• Required work:
List each line below that contains the string "Pellets", copying every such line in full.

Entries drawn from a collection:
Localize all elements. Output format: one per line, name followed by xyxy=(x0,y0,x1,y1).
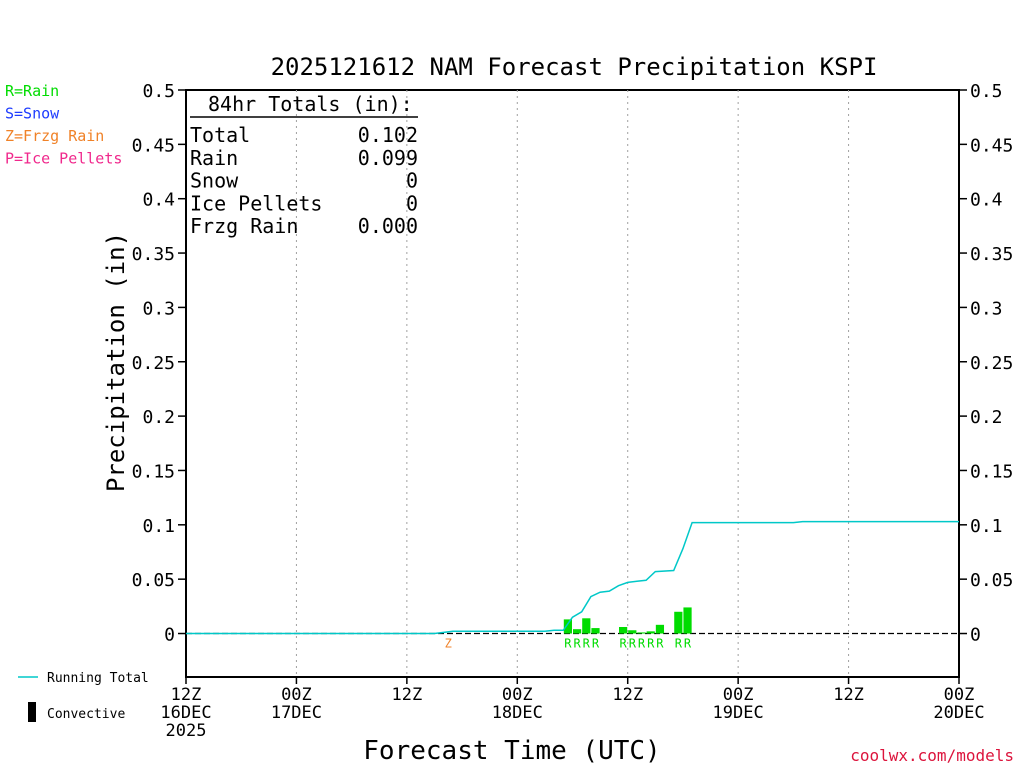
x-tick-label: 19DEC xyxy=(713,703,764,723)
precip-bar xyxy=(674,611,683,634)
y-axis-label: Precipitation (in) xyxy=(102,232,130,492)
totals-row-label: Total xyxy=(190,123,250,147)
ptype-marker: R xyxy=(638,637,646,651)
x-tick-label: 12Z xyxy=(612,685,643,705)
y-tick-label-right: 0.1 xyxy=(970,516,1003,537)
ptype-marker: R xyxy=(684,637,692,651)
y-tick-label-right: 0.45 xyxy=(970,135,1013,156)
y-tick-label-right: 0.35 xyxy=(970,244,1013,265)
y-tick-label-left: 0.5 xyxy=(142,81,175,102)
totals-heading: 84hr Totals (in): xyxy=(208,92,413,116)
y-tick-label-right: 0.25 xyxy=(970,353,1013,374)
y-tick-label-left: 0.45 xyxy=(132,135,175,156)
precip-bars xyxy=(563,607,692,634)
y-tick-label-right: 0.15 xyxy=(970,461,1013,482)
y-tick-label-left: 0.15 xyxy=(132,461,175,482)
totals-row-value: 0.000 xyxy=(358,214,418,238)
precip-bar xyxy=(573,629,582,634)
precip-bar xyxy=(582,618,591,634)
totals-row-value: 0 xyxy=(406,191,418,215)
precip-bar xyxy=(563,619,572,634)
y-axis-left: 0 0.05 0.1 0.15 0.2 0.25 0.3 0.35 0.4 0.45 0.5 xyxy=(132,81,186,646)
y-tick-label-left: 0.05 xyxy=(132,570,175,591)
y-tick-label-left: 0.2 xyxy=(142,407,175,428)
legend-item: Z=Frzg Rain xyxy=(5,127,104,145)
precip-bar xyxy=(655,624,665,634)
y-tick-label-right: 0 xyxy=(970,625,981,646)
chart-title: 2025121612 NAM Forecast Precipitation KS… xyxy=(271,53,878,81)
x-tick-label: 17DEC xyxy=(271,703,322,723)
credit-text: coolwx.com/models xyxy=(850,746,1014,765)
y-tick-label-right: 0.2 xyxy=(970,407,1003,428)
x-tick-label: 18DEC xyxy=(492,703,543,723)
ptype-marker: R xyxy=(647,637,655,651)
x-tick-label: 20DEC xyxy=(933,703,984,723)
gridlines xyxy=(295,90,850,677)
plot-area xyxy=(185,89,960,678)
legend-item: P=Ice Pellets xyxy=(5,150,122,168)
totals-box: 84hr Totals (in): Total 0.102 Rain 0.099 Sno… xyxy=(190,92,418,238)
totals-row-label: Snow xyxy=(190,169,239,193)
precip-bar xyxy=(683,607,692,634)
y-tick-label-left: 0.4 xyxy=(142,190,175,211)
totals-row-label: Ice Pellets xyxy=(190,191,322,215)
running-total-line xyxy=(186,520,959,635)
x-axis-label: Forecast Time (UTC) xyxy=(363,736,660,766)
precip-bar xyxy=(628,630,637,634)
ptype-marker: R xyxy=(564,637,572,651)
totals-row-value: 0.099 xyxy=(358,146,418,170)
precip-bar xyxy=(637,632,646,634)
y-tick-label-left: 0 xyxy=(164,625,175,646)
totals-row-value: 0 xyxy=(406,169,418,193)
y-tick-label-right: 0.4 xyxy=(970,190,1003,211)
y-axis-right: 0 0.05 0.1 0.15 0.2 0.25 0.3 0.35 0.4 0.45 0.5 xyxy=(959,81,1013,646)
y-tick-label-left: 0.35 xyxy=(132,244,175,265)
y-tick-label-left: 0.3 xyxy=(142,298,175,319)
convective-legend-label: Convective xyxy=(47,707,125,722)
x-tick-label: 12Z xyxy=(833,685,864,705)
x-tick-label: 00Z xyxy=(944,685,975,705)
x-tick-label: 12Z xyxy=(391,685,422,705)
ptype-marker: R xyxy=(675,637,683,651)
x-tick-label: 00Z xyxy=(502,685,533,705)
running-total-legend-label: Running Total xyxy=(47,671,149,686)
ptype-marker: R xyxy=(573,637,581,651)
x-tick-label: 00Z xyxy=(281,685,312,705)
totals-row-label: Rain xyxy=(190,146,238,170)
precip-bar xyxy=(591,628,600,634)
ptype-legend: R=Rain S=Snow Z=Frzg Rain P=Ice Pellets xyxy=(5,82,122,168)
y-tick-label-left: 0.1 xyxy=(142,516,175,537)
legend-item: R=Rain xyxy=(5,82,59,100)
precip-bar xyxy=(646,631,655,634)
x-tick-label: 16DEC xyxy=(160,703,211,723)
ptype-marker: R xyxy=(629,637,637,651)
totals-row-label: Frzg Rain xyxy=(190,214,298,238)
ptype-marker: R xyxy=(583,637,591,651)
x-tick-label: 00Z xyxy=(723,685,754,705)
totals-row-value: 0.102 xyxy=(358,123,418,147)
convective-legend-swatch xyxy=(28,702,36,722)
running-total-series xyxy=(186,520,959,635)
x-tick-label: 2025 xyxy=(166,721,207,741)
ptype-marker: R xyxy=(619,637,627,651)
y-tick-label-right: 0.5 xyxy=(970,81,1003,102)
ptype-marker: R xyxy=(656,637,664,651)
x-tick-label: 12Z xyxy=(171,685,202,705)
bottom-legend: Running Total Convective xyxy=(18,671,149,722)
legend-item: S=Snow xyxy=(5,105,60,123)
ptype-marker: R xyxy=(592,637,600,651)
y-tick-label-right: 0.05 xyxy=(970,570,1013,591)
y-tick-label-left: 0.25 xyxy=(132,353,175,374)
precip-bar xyxy=(619,626,628,634)
y-tick-label-right: 0.3 xyxy=(970,298,1003,319)
ptype-marker: Z xyxy=(445,637,452,651)
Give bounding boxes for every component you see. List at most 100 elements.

• In response:
legend-item: P=Ice Pellets xyxy=(5,150,122,168)
totals-row-label: Ice Pellets xyxy=(190,191,322,215)
ptype-legend: R=Rain S=Snow Z=Frzg Rain P=Ice Pellets xyxy=(5,82,122,168)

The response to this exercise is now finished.